- **Task requirements**
Bring together all lines of the material below that contain the string "provide".

◆ ◆ ◆ ◆ ◆ ◆ ◆

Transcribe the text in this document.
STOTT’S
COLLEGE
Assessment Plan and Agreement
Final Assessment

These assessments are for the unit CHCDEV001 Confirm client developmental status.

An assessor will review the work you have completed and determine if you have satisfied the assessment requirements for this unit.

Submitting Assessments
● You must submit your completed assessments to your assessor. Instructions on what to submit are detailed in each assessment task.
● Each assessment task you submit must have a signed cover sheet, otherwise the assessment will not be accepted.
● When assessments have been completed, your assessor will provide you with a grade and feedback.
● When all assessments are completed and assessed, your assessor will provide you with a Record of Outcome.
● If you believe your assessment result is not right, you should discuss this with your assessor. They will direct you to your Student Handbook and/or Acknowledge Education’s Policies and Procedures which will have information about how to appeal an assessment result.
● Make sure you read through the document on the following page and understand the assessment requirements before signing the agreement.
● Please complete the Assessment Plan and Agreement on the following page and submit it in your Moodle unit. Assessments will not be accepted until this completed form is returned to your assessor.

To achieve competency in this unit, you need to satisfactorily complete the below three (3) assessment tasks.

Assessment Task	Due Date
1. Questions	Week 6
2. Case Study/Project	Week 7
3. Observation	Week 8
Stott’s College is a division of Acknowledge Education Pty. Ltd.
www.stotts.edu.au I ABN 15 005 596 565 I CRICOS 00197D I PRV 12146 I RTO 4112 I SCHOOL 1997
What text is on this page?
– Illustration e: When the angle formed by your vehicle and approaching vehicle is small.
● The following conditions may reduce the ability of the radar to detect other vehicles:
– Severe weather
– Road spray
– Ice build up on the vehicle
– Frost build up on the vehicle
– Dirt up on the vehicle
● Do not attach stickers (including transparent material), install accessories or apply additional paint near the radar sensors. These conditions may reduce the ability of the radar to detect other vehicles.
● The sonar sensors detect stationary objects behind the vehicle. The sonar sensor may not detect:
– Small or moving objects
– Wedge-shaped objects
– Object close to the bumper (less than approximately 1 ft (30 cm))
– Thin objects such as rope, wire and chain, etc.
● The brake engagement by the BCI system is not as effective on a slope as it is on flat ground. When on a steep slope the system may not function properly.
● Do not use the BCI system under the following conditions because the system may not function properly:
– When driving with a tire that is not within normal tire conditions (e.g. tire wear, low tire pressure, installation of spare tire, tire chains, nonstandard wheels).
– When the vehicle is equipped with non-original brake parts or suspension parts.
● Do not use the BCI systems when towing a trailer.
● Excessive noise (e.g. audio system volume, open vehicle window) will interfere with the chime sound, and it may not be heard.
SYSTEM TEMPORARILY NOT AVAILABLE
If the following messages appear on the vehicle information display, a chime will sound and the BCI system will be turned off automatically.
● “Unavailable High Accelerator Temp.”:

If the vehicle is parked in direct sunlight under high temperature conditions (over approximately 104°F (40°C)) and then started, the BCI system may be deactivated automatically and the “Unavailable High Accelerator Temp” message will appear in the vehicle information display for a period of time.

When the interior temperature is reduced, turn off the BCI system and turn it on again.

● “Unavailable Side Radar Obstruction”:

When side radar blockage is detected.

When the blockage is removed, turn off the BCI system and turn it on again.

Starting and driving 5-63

◆ ◆ ◆ ◆ ◆ ◆ ◆

- **Written response**
● When assessments have been completed, your assessor will provide you with a grade and feedback.
● When all assessments are completed and assessed, your assessor will provide you with a Record of Outcome.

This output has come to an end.